▶ [Exercise details]: Report the count of lines containing the word "would" in the entries below, and nothing more.

Saved data entries:
━━━━━━
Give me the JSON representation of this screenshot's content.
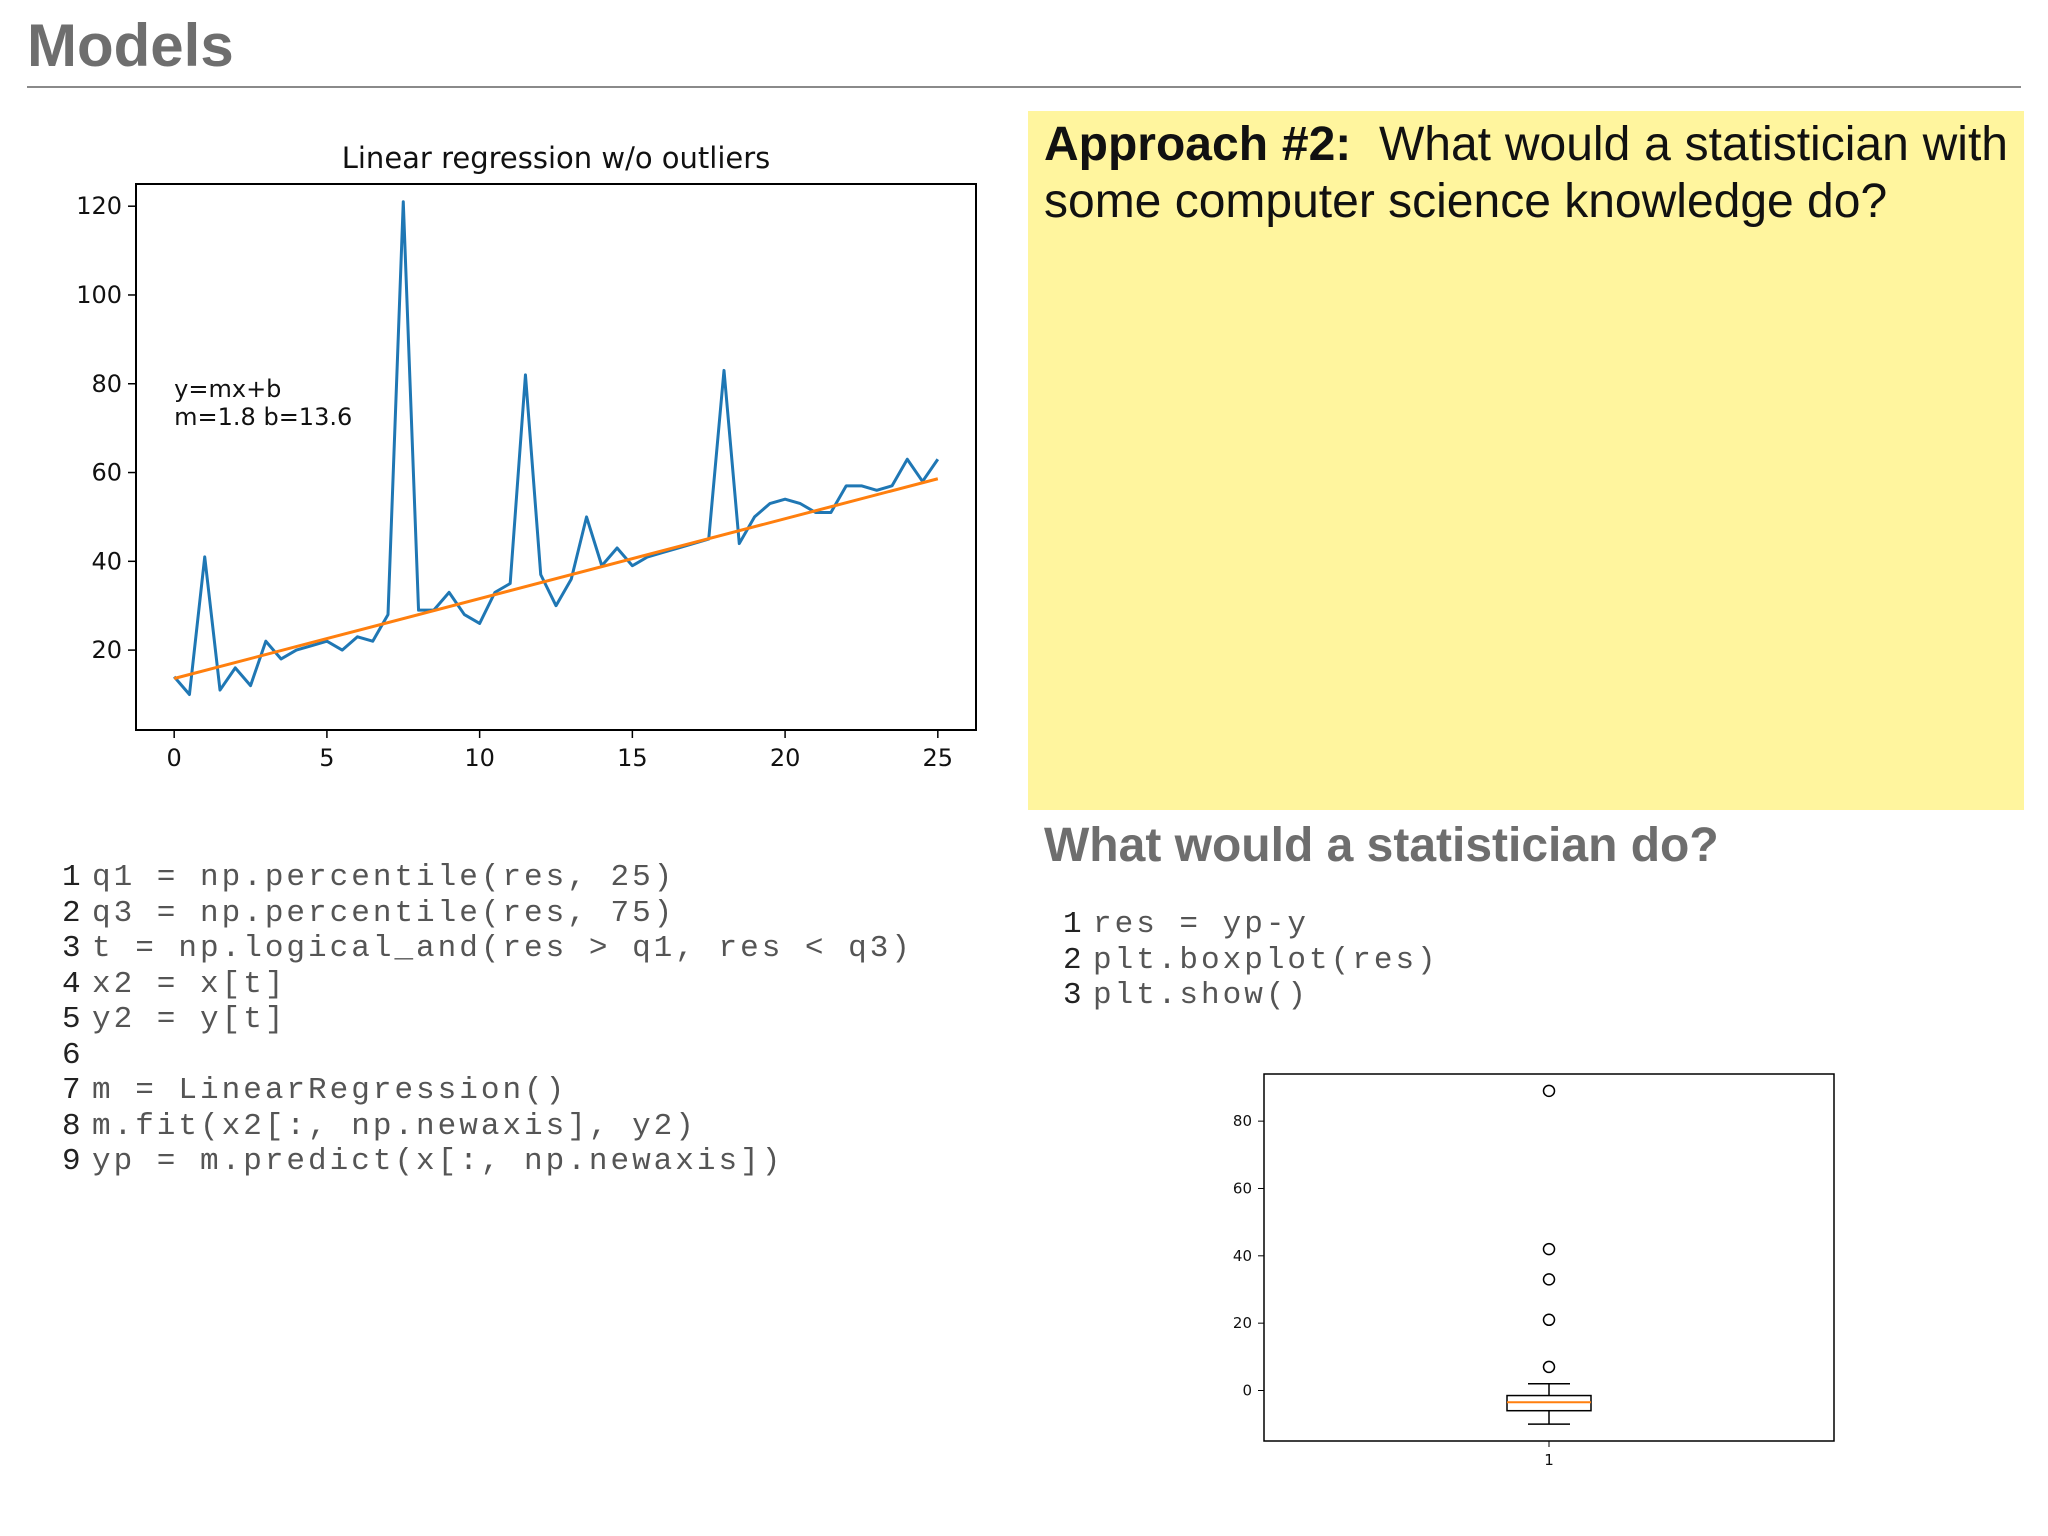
{
  "page": {
    "title": "Models"
  },
  "approach": {
    "label": "Approach #2:",
    "text": "What would a statistician with some computer science knowledge do?",
    "background": "#fff59e"
  },
  "statistician": {
    "heading": "What would a statistician do?"
  },
  "code_left": [
    {
      "n": "1",
      "text": "q1 = np.percentile(res, 25)"
    },
    {
      "n": "2",
      "text": "q3 = np.percentile(res, 75)"
    },
    {
      "n": "3",
      "text": "t = np.logical_and(res > q1, res < q3)"
    },
    {
      "n": "4",
      "text": "x2 = x[t]"
    },
    {
      "n": "5",
      "text": "y2 = y[t]"
    },
    {
      "n": "6",
      "text": ""
    },
    {
      "n": "7",
      "text": "m = LinearRegression()"
    },
    {
      "n": "8",
      "text": "m.fit(x2[:, np.newaxis], y2)"
    },
    {
      "n": "9",
      "text": "yp = m.predict(x[:, np.newaxis])"
    }
  ],
  "code_right": [
    {
      "n": "1",
      "text": "res = yp-y"
    },
    {
      "n": "2",
      "text": "plt.boxplot(res)"
    },
    {
      "n": "3",
      "text": "plt.show()"
    }
  ],
  "chart_data": [
    {
      "type": "line",
      "title": "Linear regression w/o outliers",
      "xlabel": "",
      "ylabel": "",
      "xlim": [
        -1.25,
        26.25
      ],
      "ylim": [
        2,
        125
      ],
      "xticks": [
        0,
        5,
        10,
        15,
        20,
        25
      ],
      "yticks": [
        20,
        40,
        60,
        80,
        100,
        120
      ],
      "annotation": [
        "y=mx+b",
        "m=1.8 b=13.6"
      ],
      "grid": false,
      "series": [
        {
          "color": "#1f77b4",
          "x": [
            0,
            0.5,
            1,
            1.5,
            2,
            2.5,
            3,
            3.5,
            4,
            4.5,
            5,
            5.5,
            6,
            6.5,
            7,
            7.5,
            8,
            8.5,
            9,
            9.5,
            10,
            10.5,
            11,
            11.5,
            12,
            12.5,
            13,
            13.5,
            14,
            14.5,
            15,
            15.5,
            16,
            16.5,
            17,
            17.5,
            18,
            18.5,
            19,
            19.5,
            20,
            20.5,
            21,
            21.5,
            22,
            22.5,
            23,
            23.5,
            24,
            24.5,
            25
          ],
          "y": [
            14,
            10,
            41,
            11,
            16,
            12,
            22,
            18,
            20,
            21,
            22,
            20,
            23,
            22,
            28,
            121,
            29,
            29,
            33,
            28,
            26,
            33,
            35,
            82,
            37,
            30,
            36,
            50,
            39,
            43,
            39,
            41,
            42,
            43,
            44,
            45,
            83,
            44,
            50,
            53,
            54,
            53,
            51,
            51,
            57,
            57,
            56,
            57,
            63,
            58,
            63
          ]
        },
        {
          "color": "#ff7f0e",
          "x": [
            0,
            25
          ],
          "y": [
            13.6,
            58.6
          ]
        }
      ]
    },
    {
      "type": "boxplot",
      "xticks": [
        "1"
      ],
      "yticks": [
        0,
        20,
        40,
        60,
        80
      ],
      "ylim": [
        -15,
        94
      ],
      "whisker_low": -10,
      "q1": -6,
      "median": -3.5,
      "q3": -1.5,
      "whisker_high": 2,
      "outliers": [
        7,
        21,
        33,
        42,
        89
      ],
      "box_color": "#000000",
      "median_color": "#ff7f0e"
    }
  ]
}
━━━━━━
▶ [Solution to this exercise]: 2